## Directive
Find and copy each line of the records where the string "الوطء" shows up.

+--

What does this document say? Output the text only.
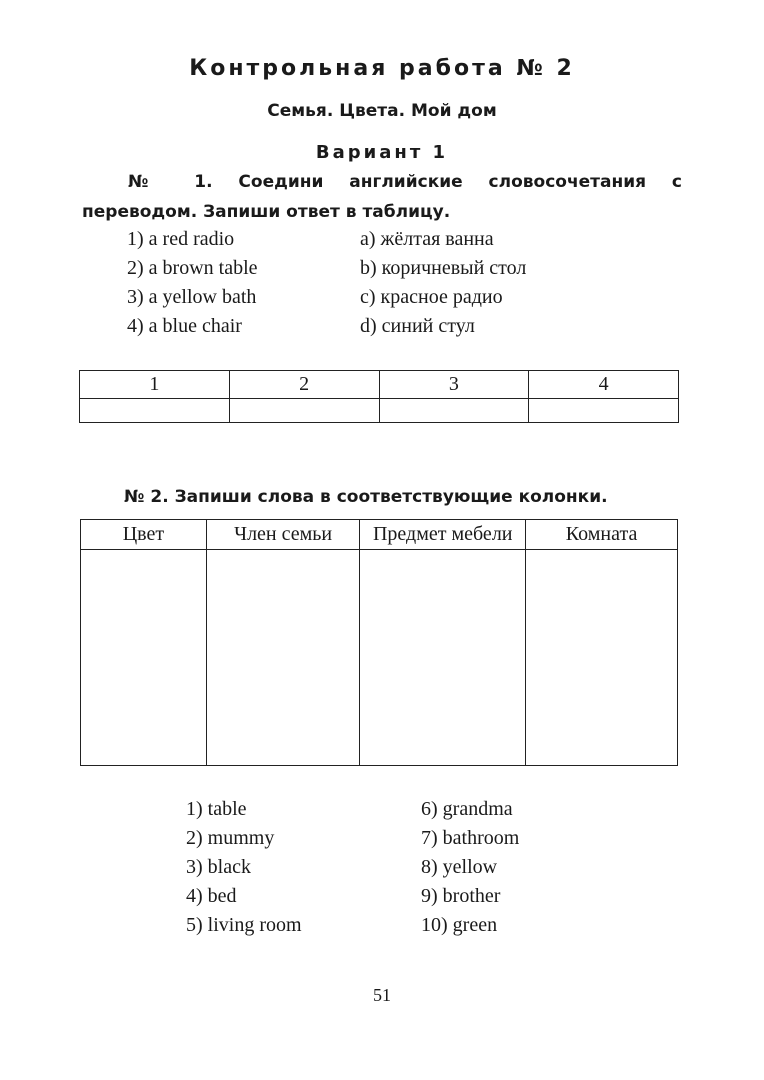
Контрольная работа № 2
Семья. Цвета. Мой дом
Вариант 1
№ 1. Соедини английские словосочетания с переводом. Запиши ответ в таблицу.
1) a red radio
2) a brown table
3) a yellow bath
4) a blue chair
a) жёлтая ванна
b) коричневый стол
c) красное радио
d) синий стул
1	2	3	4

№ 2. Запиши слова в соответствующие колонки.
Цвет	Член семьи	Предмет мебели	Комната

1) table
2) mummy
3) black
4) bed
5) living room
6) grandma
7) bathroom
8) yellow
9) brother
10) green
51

+--

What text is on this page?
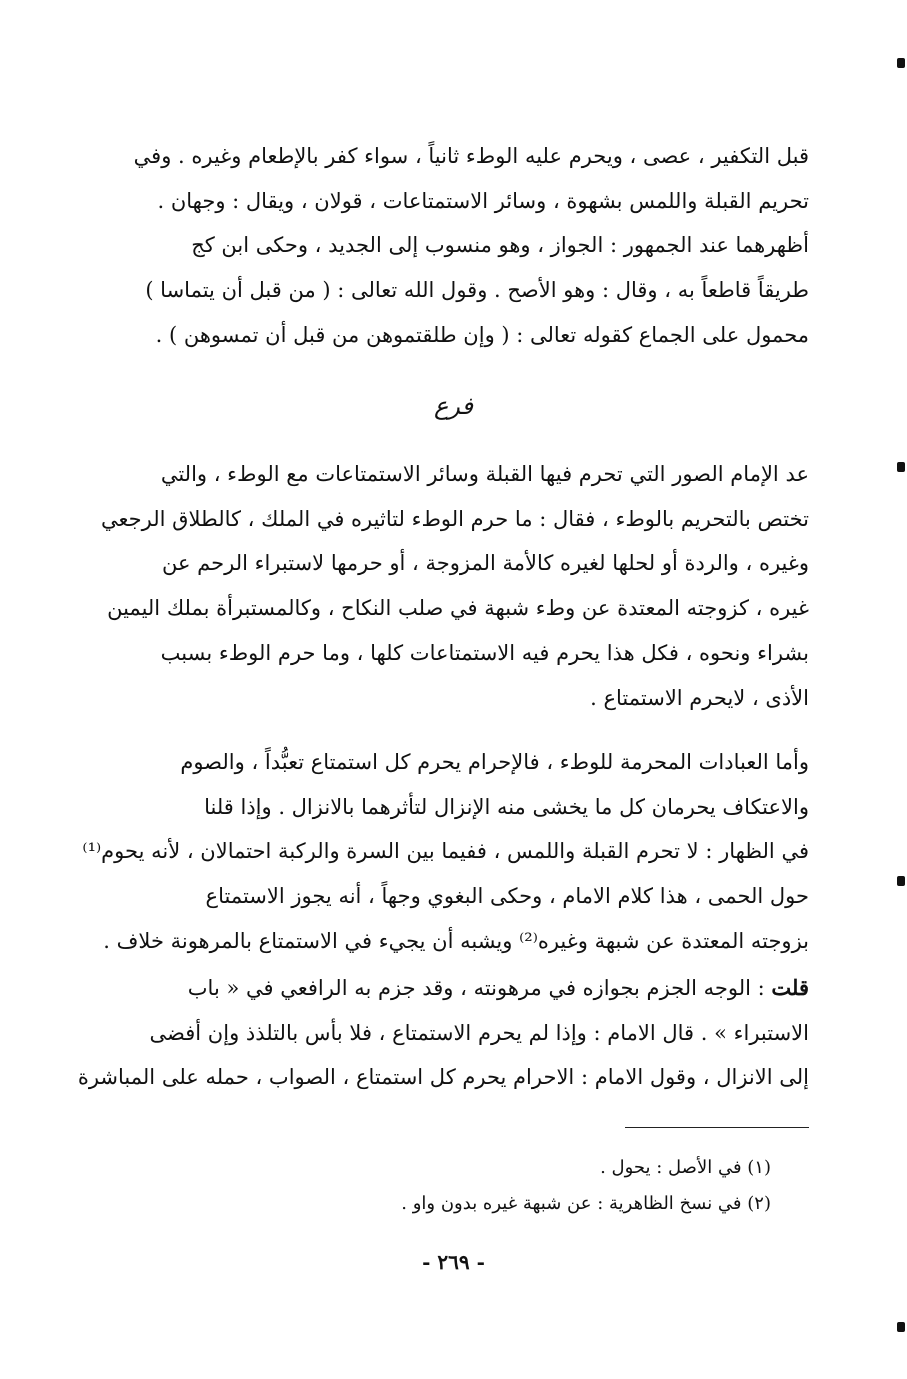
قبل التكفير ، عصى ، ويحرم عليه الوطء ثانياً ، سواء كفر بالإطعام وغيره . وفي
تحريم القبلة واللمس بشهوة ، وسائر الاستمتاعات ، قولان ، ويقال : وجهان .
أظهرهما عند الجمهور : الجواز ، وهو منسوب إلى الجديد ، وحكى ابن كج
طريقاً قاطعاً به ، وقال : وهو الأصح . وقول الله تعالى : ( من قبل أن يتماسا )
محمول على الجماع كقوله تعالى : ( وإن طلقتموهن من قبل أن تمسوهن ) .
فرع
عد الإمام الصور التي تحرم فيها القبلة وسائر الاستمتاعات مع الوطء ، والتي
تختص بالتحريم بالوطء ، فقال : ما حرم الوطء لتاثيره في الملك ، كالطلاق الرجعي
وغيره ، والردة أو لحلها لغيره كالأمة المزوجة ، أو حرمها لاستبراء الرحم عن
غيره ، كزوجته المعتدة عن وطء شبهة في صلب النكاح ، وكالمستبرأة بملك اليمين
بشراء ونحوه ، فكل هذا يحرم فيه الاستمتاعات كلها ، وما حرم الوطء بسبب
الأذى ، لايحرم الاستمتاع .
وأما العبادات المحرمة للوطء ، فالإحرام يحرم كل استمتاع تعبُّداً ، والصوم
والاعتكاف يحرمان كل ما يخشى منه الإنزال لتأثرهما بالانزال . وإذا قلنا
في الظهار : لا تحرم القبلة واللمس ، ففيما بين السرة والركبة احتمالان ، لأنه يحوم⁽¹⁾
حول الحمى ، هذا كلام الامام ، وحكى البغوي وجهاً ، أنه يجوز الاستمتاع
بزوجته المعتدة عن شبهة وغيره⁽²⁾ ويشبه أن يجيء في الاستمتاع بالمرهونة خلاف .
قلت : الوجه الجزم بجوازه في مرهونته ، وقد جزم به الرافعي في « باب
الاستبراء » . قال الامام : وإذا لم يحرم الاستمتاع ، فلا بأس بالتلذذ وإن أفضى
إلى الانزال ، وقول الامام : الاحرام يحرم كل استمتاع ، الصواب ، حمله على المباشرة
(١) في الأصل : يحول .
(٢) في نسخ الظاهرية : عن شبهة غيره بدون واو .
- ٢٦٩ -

+--

## Output for this task
قبل التكفير ، عصى ، ويحرم عليه الوطء ثانياً ، سواء كفر بالإطعام وغيره . وفي
عد الإمام الصور التي تحرم فيها القبلة وسائر الاستمتاعات مع الوطء ، والتي
تختص بالتحريم بالوطء ، فقال : ما حرم الوطء لتاثيره في الملك ، كالطلاق الرجعي
بشراء ونحوه ، فكل هذا يحرم فيه الاستمتاعات كلها ، وما حرم الوطء بسبب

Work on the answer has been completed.